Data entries
········

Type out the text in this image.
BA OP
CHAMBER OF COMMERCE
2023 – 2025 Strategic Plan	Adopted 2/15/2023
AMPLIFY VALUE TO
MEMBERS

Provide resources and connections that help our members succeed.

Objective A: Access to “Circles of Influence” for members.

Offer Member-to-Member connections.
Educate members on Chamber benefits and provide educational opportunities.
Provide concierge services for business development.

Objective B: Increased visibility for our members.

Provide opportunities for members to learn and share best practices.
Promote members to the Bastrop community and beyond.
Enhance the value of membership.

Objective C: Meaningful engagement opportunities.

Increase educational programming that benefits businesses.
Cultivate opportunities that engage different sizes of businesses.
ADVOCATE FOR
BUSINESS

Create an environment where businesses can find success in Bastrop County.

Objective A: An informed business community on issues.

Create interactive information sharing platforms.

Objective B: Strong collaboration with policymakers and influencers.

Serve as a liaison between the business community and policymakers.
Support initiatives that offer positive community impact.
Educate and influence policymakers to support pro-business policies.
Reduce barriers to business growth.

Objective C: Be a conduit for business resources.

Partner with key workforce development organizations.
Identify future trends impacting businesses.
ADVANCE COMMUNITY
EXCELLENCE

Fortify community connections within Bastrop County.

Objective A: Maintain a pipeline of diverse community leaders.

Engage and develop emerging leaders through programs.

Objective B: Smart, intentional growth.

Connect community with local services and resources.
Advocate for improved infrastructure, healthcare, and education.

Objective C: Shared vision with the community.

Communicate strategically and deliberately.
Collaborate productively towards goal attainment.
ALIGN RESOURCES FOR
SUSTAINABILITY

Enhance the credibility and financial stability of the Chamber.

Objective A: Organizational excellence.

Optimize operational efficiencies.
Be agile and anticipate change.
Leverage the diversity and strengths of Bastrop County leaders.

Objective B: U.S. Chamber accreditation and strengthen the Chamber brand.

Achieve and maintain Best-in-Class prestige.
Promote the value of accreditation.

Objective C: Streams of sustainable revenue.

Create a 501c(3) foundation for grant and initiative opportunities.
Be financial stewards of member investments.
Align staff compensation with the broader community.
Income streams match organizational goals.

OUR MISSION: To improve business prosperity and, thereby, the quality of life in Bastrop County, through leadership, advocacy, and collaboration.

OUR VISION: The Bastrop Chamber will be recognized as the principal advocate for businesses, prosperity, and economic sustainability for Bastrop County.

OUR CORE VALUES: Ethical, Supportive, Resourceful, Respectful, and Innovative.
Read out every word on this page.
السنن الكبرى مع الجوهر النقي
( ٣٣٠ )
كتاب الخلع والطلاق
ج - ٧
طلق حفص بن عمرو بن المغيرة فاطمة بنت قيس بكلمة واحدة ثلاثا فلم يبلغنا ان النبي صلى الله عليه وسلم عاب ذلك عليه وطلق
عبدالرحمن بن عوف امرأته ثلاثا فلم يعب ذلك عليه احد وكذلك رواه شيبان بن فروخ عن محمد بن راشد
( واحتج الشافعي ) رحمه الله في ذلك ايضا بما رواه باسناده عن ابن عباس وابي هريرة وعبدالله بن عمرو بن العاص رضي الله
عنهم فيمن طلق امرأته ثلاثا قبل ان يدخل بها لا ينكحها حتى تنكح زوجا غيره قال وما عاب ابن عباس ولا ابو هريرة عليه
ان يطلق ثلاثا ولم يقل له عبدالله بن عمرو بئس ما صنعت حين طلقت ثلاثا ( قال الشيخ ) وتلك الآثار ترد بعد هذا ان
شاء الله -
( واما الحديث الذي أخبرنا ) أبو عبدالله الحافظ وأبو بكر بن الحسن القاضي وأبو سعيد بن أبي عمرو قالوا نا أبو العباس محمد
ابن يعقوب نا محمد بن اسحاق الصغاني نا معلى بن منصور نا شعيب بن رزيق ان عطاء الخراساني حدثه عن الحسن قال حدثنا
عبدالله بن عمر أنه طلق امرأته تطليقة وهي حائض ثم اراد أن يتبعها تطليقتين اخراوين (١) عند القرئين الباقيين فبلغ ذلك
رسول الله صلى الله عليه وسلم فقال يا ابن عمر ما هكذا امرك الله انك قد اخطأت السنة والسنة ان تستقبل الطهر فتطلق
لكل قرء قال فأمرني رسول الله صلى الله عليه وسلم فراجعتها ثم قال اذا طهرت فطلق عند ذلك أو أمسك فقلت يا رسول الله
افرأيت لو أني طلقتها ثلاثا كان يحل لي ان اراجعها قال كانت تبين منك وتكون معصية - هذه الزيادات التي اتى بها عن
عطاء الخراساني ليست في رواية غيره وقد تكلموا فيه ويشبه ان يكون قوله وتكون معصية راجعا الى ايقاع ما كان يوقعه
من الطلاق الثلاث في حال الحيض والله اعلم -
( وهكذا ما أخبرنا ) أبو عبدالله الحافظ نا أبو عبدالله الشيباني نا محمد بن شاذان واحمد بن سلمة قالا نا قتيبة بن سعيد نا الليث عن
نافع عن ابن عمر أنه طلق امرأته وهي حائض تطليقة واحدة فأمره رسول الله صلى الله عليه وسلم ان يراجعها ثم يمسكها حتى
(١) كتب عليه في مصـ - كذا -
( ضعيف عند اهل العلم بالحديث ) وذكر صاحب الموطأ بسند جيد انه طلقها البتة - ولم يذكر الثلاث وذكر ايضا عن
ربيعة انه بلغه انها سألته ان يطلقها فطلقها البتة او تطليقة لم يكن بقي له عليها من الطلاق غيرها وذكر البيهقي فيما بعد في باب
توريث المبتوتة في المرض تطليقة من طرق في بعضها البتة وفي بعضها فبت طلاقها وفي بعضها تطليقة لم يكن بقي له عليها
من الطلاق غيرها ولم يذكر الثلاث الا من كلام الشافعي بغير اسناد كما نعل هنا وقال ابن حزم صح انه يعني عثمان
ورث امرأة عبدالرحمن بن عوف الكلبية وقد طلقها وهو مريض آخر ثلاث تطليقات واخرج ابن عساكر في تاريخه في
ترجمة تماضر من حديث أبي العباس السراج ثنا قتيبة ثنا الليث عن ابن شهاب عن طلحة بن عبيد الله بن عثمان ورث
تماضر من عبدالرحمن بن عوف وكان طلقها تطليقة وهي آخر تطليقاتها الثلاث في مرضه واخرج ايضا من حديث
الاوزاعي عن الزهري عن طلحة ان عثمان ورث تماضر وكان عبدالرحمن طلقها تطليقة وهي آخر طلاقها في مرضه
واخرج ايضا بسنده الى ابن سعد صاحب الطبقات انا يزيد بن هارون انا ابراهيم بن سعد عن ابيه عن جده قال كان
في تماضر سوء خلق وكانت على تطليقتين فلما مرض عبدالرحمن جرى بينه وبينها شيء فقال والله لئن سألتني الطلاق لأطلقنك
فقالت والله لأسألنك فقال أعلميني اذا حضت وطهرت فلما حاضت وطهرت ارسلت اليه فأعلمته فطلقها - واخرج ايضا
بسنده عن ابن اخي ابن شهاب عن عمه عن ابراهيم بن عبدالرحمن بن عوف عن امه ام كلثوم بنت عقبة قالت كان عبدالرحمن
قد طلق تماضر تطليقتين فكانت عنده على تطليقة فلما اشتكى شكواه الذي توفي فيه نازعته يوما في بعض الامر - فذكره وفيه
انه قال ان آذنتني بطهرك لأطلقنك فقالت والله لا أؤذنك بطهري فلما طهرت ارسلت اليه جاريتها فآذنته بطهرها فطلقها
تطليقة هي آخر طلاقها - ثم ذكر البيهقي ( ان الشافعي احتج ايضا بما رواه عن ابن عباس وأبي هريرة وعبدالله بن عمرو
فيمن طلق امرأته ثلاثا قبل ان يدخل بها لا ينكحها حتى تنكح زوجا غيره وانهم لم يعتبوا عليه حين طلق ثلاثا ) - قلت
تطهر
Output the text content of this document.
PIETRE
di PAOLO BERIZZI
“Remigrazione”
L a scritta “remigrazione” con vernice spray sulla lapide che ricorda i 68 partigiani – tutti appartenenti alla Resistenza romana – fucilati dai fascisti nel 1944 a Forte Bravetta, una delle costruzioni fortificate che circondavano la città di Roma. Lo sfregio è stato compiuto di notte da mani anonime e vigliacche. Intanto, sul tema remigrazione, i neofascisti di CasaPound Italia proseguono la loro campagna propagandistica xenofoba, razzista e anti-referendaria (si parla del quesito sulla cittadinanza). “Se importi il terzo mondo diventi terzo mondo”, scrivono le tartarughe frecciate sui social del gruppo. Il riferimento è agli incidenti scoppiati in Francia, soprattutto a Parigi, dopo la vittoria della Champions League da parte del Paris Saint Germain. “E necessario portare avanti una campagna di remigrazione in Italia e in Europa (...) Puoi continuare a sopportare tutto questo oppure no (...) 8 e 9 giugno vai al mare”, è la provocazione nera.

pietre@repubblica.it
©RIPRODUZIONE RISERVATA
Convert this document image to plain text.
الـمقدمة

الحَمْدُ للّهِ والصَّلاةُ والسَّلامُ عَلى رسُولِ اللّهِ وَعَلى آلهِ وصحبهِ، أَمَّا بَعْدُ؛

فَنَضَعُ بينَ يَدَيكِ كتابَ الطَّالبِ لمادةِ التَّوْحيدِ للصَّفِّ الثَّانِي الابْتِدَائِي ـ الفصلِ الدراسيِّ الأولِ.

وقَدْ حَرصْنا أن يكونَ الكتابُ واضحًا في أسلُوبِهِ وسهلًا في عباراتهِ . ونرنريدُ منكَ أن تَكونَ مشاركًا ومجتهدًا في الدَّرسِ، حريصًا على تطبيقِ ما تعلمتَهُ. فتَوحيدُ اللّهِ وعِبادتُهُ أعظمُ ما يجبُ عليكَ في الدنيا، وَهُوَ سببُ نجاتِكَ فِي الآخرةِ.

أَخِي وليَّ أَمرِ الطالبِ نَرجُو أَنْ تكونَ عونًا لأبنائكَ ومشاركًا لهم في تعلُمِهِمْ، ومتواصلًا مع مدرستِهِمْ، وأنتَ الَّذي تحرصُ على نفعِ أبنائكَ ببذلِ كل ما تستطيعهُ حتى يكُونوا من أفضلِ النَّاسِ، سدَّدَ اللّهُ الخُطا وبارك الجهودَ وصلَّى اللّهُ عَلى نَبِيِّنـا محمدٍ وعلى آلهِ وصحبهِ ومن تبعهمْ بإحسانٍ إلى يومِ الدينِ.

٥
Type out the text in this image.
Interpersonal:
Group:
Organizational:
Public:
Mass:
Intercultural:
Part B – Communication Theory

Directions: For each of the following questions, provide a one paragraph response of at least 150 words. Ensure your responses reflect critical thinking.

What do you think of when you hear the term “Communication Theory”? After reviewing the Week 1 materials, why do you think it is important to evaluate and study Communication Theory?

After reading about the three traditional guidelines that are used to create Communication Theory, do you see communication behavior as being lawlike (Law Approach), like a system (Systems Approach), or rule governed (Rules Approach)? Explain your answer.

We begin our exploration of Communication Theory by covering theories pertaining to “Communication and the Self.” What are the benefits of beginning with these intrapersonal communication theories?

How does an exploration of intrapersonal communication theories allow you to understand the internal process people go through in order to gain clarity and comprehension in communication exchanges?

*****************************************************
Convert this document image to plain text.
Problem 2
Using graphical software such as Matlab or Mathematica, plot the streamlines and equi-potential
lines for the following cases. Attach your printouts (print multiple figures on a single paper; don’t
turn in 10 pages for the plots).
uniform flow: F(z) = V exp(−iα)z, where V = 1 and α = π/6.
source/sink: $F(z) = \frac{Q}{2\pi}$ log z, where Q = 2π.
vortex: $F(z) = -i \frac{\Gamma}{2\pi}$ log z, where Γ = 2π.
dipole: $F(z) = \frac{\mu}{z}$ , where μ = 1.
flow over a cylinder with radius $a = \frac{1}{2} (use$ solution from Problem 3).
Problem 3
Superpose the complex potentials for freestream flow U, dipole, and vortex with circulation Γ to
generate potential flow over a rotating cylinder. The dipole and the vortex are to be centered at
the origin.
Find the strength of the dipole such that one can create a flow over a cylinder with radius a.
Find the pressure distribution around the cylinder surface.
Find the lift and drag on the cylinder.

········

## Task statement:
Gather every line from the entries above where the word "أخبرنا" appears, and copy them.

## Answer to the task:
( واما الحديث الذي أخبرنا ) أبو عبدالله الحافظ وأبو بكر بن الحسن القاضي وأبو سعيد بن أبي عمرو قالوا نا أبو العباس محمد
( وهكذا ما أخبرنا ) أبو عبدالله الحافظ نا أبو عبدالله الشيباني نا محمد بن شاذان واحمد بن سلمة قالا نا قتيبة بن سعيد نا الليث عن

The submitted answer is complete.